● EXERCISE TASK: Below are some entries. Copy each line that holds the string "Show".

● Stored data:
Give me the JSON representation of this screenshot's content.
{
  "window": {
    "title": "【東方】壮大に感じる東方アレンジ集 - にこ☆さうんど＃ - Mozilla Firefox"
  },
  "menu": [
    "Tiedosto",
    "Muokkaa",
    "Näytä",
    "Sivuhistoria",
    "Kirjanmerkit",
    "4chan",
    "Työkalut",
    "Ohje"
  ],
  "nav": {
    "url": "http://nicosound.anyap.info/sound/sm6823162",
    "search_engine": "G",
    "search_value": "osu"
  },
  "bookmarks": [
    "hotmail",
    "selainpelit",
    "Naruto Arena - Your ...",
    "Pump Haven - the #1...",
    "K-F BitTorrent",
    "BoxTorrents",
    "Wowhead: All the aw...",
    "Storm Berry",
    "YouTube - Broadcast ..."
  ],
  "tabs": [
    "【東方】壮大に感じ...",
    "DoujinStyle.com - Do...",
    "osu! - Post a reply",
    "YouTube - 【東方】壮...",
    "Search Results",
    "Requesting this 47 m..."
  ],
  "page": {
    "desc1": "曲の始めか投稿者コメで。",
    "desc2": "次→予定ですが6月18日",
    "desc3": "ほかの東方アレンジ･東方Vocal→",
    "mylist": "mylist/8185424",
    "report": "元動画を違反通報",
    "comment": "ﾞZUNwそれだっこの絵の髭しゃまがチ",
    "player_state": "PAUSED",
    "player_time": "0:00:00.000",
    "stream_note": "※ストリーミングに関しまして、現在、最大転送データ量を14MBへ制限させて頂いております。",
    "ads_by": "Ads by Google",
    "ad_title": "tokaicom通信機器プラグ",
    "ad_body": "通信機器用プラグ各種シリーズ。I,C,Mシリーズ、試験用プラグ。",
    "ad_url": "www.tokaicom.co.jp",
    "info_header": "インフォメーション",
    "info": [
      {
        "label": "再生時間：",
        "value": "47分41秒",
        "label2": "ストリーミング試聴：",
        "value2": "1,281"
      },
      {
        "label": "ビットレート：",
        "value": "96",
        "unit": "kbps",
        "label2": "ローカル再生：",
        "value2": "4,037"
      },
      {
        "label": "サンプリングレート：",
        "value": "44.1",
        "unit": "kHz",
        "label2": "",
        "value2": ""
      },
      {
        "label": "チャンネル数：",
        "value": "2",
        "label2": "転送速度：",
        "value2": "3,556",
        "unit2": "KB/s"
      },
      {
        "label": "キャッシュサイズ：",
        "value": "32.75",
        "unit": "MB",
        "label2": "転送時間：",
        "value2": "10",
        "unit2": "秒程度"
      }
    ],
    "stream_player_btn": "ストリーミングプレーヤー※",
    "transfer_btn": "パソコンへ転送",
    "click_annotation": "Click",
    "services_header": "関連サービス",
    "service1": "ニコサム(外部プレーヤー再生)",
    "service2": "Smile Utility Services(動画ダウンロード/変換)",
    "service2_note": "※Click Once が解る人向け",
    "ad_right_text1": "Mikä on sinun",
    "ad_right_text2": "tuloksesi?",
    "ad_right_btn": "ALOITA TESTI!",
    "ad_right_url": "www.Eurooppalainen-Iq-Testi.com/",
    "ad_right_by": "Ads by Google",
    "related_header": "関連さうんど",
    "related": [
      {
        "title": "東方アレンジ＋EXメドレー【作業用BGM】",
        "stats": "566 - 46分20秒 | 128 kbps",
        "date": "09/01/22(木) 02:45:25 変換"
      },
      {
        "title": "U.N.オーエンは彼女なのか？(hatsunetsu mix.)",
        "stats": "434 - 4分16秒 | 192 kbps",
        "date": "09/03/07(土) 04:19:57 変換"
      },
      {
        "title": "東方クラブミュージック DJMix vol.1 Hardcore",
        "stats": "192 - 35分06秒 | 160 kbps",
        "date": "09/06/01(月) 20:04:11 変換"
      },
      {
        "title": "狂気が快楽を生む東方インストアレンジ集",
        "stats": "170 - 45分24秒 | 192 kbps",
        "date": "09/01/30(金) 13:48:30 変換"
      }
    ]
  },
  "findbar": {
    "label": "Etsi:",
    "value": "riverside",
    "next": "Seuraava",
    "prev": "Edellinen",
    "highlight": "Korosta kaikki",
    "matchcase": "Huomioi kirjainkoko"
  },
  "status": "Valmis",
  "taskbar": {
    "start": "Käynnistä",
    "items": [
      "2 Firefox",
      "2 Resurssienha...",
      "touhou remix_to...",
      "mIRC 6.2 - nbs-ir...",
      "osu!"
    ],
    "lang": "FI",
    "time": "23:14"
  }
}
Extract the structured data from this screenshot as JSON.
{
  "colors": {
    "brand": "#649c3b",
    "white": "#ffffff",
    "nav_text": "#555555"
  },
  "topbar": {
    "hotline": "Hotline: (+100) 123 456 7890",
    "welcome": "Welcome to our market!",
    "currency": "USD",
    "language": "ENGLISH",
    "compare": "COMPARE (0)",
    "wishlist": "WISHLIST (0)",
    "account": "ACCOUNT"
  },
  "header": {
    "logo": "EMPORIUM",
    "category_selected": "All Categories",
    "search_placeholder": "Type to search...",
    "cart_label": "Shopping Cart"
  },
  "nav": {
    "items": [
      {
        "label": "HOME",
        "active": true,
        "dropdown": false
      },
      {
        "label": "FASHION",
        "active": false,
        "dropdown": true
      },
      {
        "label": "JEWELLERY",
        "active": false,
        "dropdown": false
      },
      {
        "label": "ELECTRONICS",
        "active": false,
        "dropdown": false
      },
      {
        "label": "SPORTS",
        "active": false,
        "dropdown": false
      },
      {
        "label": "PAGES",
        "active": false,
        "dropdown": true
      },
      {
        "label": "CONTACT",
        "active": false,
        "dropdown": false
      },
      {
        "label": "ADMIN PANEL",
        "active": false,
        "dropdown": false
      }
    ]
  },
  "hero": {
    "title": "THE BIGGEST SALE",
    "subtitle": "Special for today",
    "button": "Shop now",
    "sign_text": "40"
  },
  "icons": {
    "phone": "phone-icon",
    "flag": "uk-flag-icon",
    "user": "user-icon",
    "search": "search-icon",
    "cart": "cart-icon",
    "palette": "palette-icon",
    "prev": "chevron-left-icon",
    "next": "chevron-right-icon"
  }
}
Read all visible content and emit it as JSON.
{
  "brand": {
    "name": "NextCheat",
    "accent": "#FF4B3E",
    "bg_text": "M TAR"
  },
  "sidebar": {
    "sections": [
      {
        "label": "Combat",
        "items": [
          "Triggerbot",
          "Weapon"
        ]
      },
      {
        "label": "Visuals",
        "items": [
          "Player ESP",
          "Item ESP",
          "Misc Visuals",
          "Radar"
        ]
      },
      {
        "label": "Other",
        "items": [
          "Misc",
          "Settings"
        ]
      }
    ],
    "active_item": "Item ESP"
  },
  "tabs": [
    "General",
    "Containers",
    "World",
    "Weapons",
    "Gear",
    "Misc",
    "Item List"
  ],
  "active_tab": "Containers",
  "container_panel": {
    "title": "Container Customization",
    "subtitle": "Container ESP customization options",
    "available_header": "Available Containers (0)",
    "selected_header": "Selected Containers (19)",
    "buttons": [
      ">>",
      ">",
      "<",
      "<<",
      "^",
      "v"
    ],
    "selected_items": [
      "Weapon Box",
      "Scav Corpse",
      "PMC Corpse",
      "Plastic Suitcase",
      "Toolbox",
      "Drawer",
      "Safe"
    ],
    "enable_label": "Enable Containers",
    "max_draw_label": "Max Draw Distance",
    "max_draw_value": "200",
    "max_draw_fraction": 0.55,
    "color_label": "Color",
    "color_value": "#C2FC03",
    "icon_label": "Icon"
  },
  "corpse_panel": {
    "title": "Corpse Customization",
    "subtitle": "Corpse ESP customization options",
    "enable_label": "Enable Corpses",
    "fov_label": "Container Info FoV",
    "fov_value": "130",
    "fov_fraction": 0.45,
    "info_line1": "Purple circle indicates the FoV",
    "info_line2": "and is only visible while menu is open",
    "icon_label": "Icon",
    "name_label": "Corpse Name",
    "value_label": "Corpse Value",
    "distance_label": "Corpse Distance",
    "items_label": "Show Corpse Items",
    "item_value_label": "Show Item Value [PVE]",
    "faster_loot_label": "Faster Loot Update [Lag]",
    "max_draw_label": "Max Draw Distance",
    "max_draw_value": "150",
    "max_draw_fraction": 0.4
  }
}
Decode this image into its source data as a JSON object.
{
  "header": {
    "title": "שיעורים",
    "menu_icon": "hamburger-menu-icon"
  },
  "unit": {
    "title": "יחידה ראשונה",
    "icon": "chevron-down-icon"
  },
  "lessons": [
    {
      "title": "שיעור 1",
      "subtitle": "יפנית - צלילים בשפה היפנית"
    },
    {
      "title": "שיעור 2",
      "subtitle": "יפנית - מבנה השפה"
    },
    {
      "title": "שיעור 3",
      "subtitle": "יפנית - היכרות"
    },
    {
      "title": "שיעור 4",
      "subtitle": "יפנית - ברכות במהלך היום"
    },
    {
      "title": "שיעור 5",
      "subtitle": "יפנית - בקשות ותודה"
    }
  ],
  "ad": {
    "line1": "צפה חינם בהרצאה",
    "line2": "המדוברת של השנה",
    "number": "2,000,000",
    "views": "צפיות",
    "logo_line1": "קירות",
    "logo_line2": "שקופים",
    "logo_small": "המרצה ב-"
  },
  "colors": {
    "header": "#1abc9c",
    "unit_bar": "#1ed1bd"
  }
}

● RESPONSE TO THIS TASK:
    "items_label": "Show Corpse Items",
    "item_value_label": "Show Item Value [PVE]",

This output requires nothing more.